Of the lines below, how many hold the string "million"? Give only the number.

### Record excerpts
--- Start ---
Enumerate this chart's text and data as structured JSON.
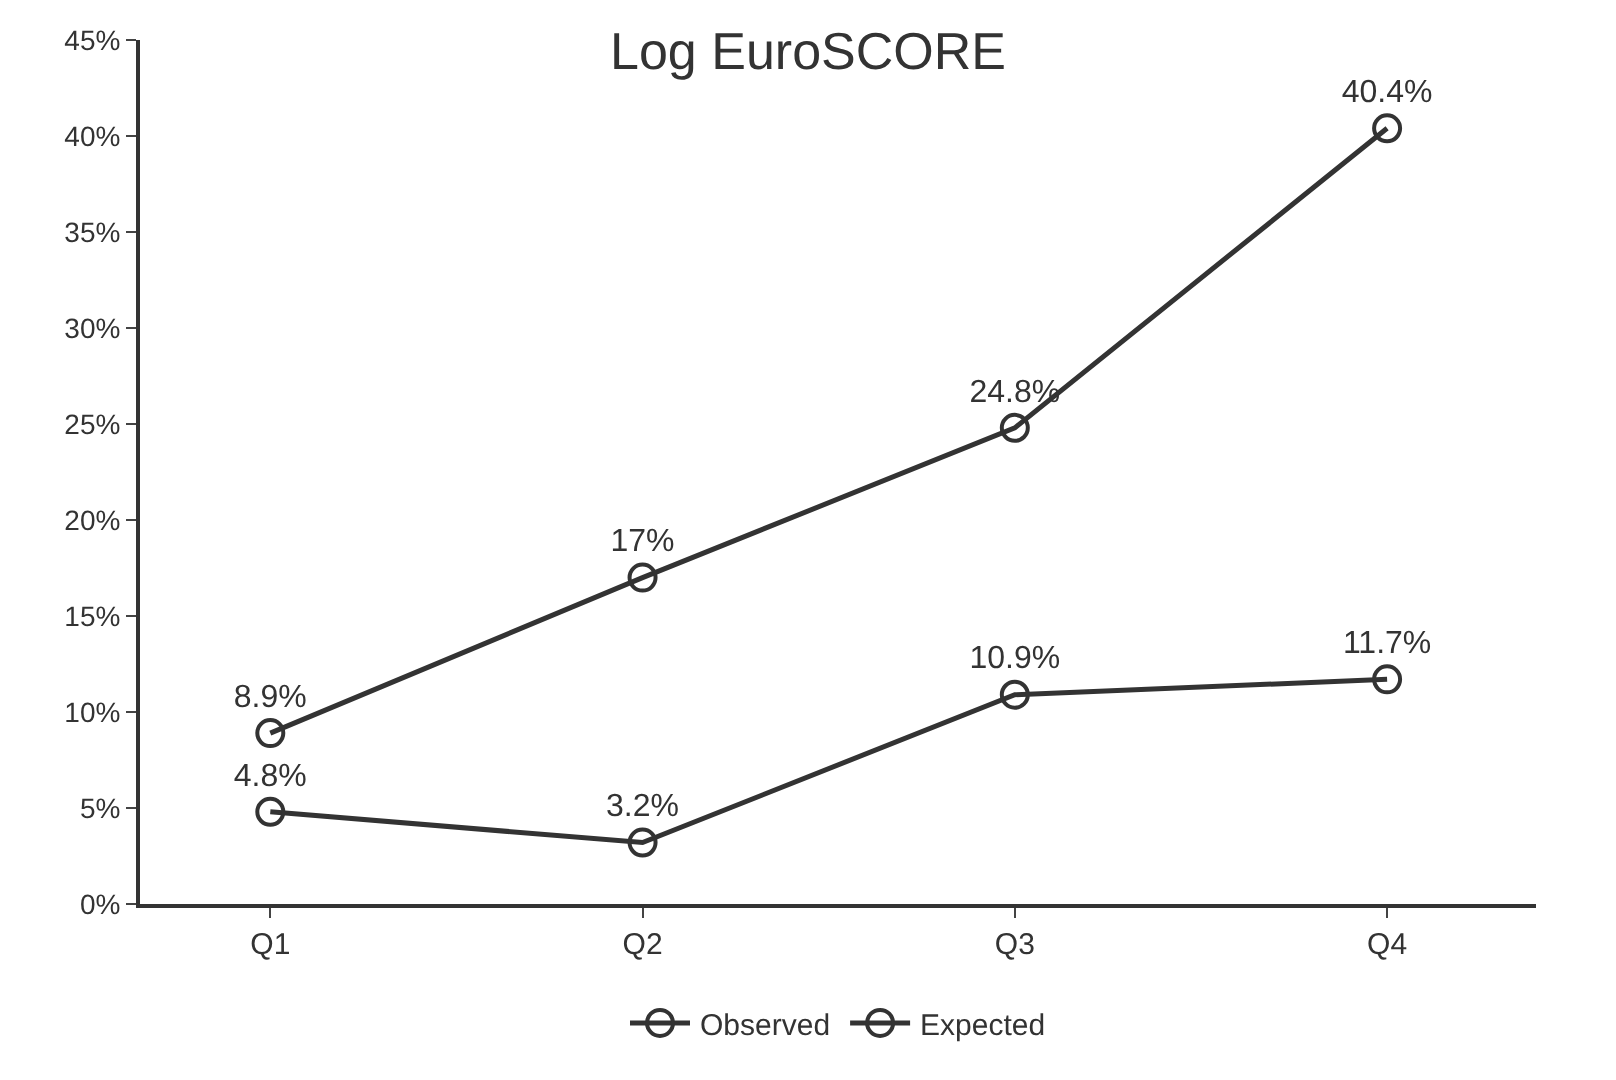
{
  "chart_data": {
    "type": "line",
    "title": "Log EuroSCORE",
    "categories": [
      "Q1",
      "Q2",
      "Q3",
      "Q4"
    ],
    "series": [
      {
        "name": "Observed",
        "color": "#333333",
        "values": [
          4.8,
          3.2,
          10.9,
          11.7
        ],
        "value_labels": [
          "4.8%",
          "3.2%",
          "10.9%",
          "11.7%"
        ]
      },
      {
        "name": "Expected",
        "color": "#333333",
        "values": [
          8.9,
          17,
          24.8,
          40.4
        ],
        "value_labels": [
          "8.9%",
          "17%",
          "24.8%",
          "40.4%"
        ]
      }
    ],
    "ylim": [
      0,
      45
    ],
    "yticks": [
      {
        "value": 0,
        "label": "0%"
      },
      {
        "value": 5,
        "label": "5%"
      },
      {
        "value": 10,
        "label": "10%"
      },
      {
        "value": 15,
        "label": "15%"
      },
      {
        "value": 20,
        "label": "20%"
      },
      {
        "value": 25,
        "label": "25%"
      },
      {
        "value": 30,
        "label": "30%"
      },
      {
        "value": 35,
        "label": "35%"
      },
      {
        "value": 40,
        "label": "40%"
      },
      {
        "value": 45,
        "label": "45%"
      }
    ],
    "marker": "circle",
    "line_style": "solid",
    "legend": "bottom"
  }
}
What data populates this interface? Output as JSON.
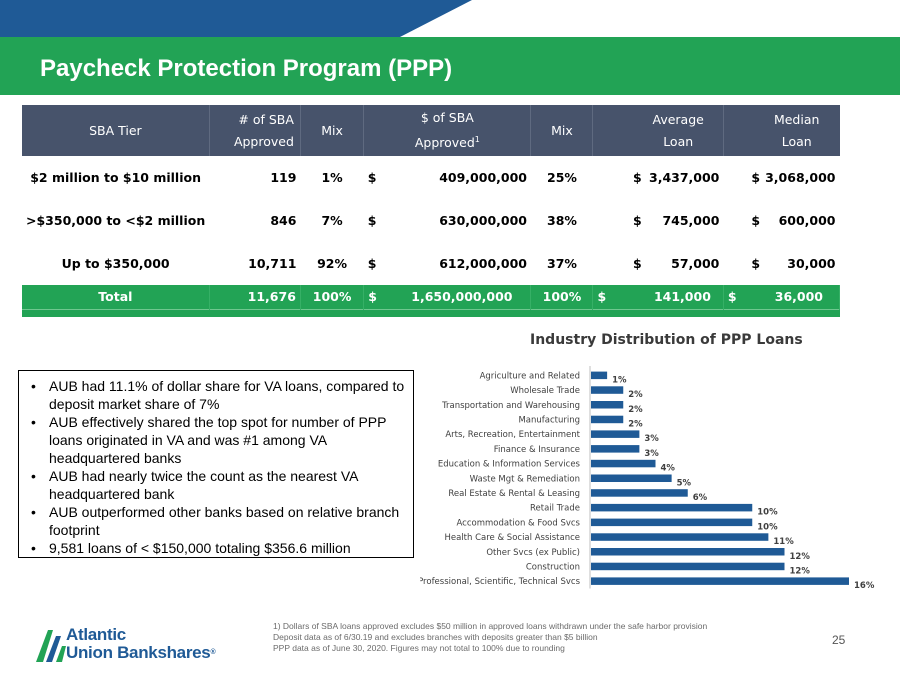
{
  "slide": {
    "title": "Paycheck Protection Program (PPP)",
    "page_number": "25"
  },
  "table": {
    "headers": {
      "tier": "SBA Tier",
      "num_line1": "# of SBA",
      "num_line2": "Approved",
      "mix": "Mix",
      "dollar_line1": "$ of SBA",
      "dollar_line2": "Approved",
      "dollar_sup": "1",
      "mix2": "Mix",
      "avg_line1": "Average",
      "avg_line2": "Loan",
      "med_line1": "Median",
      "med_line2": "Loan"
    },
    "rows": [
      {
        "tier": "$2 million to $10 million",
        "count": "119",
        "mix": "1%",
        "dollars": "409,000,000",
        "dollar_mix": "25%",
        "avg": "3,437,000",
        "median": "3,068,000"
      },
      {
        "tier": ">$350,000 to <$2 million",
        "count": "846",
        "mix": "7%",
        "dollars": "630,000,000",
        "dollar_mix": "38%",
        "avg": "745,000",
        "median": "600,000"
      },
      {
        "tier": "Up to $350,000",
        "count": "10,711",
        "mix": "92%",
        "dollars": "612,000,000",
        "dollar_mix": "37%",
        "avg": "57,000",
        "median": "30,000"
      }
    ],
    "total": {
      "tier": "Total",
      "count": "11,676",
      "mix": "100%",
      "dollars": "1,650,000,000",
      "dollar_mix": "100%",
      "avg": "141,000",
      "median": "36,000"
    },
    "currency": "$"
  },
  "chart_data": {
    "type": "bar",
    "orientation": "horizontal",
    "title": "Industry  Distribution of PPP Loans",
    "categories": [
      "Agriculture and Related",
      "Wholesale Trade",
      "Transportation and Warehousing",
      "Manufacturing",
      "Arts, Recreation, Entertainment",
      "Finance & Insurance",
      "Education & Information Services",
      "Waste Mgt & Remediation",
      "Real Estate & Rental & Leasing",
      "Retail Trade",
      "Accommodation & Food Svcs",
      "Health Care & Social Assistance",
      "Other Svcs (ex Public)",
      "Construction",
      "Professional, Scientific, Technical Svcs"
    ],
    "values": [
      1,
      2,
      2,
      2,
      3,
      3,
      4,
      5,
      6,
      10,
      10,
      11,
      12,
      12,
      16
    ],
    "labels": [
      "1%",
      "2%",
      "2%",
      "2%",
      "3%",
      "3%",
      "4%",
      "5%",
      "6%",
      "10%",
      "10%",
      "11%",
      "12%",
      "12%",
      "16%"
    ],
    "units": "%",
    "bar_color": "#1f5a96",
    "grid": false,
    "legend": "none"
  },
  "bullets": [
    "AUB had 11.1% of dollar share for VA loans, compared to deposit market share of 7%",
    "AUB effectively shared the top spot for number of PPP loans originated in VA and was #1 among VA headquartered banks",
    "AUB had nearly twice the count as the nearest VA headquartered bank",
    "AUB outperformed other banks based on relative branch footprint",
    "9,581 loans of < $150,000 totaling $356.6 million"
  ],
  "footnotes": [
    "1) Dollars of SBA loans approved  excludes $50 million in approved loans withdrawn under the safe harbor provision",
    "Deposit data as of 6/30.19 and excludes branches with deposits greater than $5 billion",
    "PPP data as of June 30, 2020. Figures may not total to 100% due to rounding"
  ],
  "logo": {
    "line1": "Atlantic",
    "line2": "Union Bankshares",
    "mark": "®",
    "brand_green": "#22a355",
    "brand_blue": "#1f5a96"
  },
  "colors": {
    "header_blue": "#1f5a96",
    "title_green": "#22a355",
    "table_header": "#47536b"
  }
}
--- End ---
### The response
4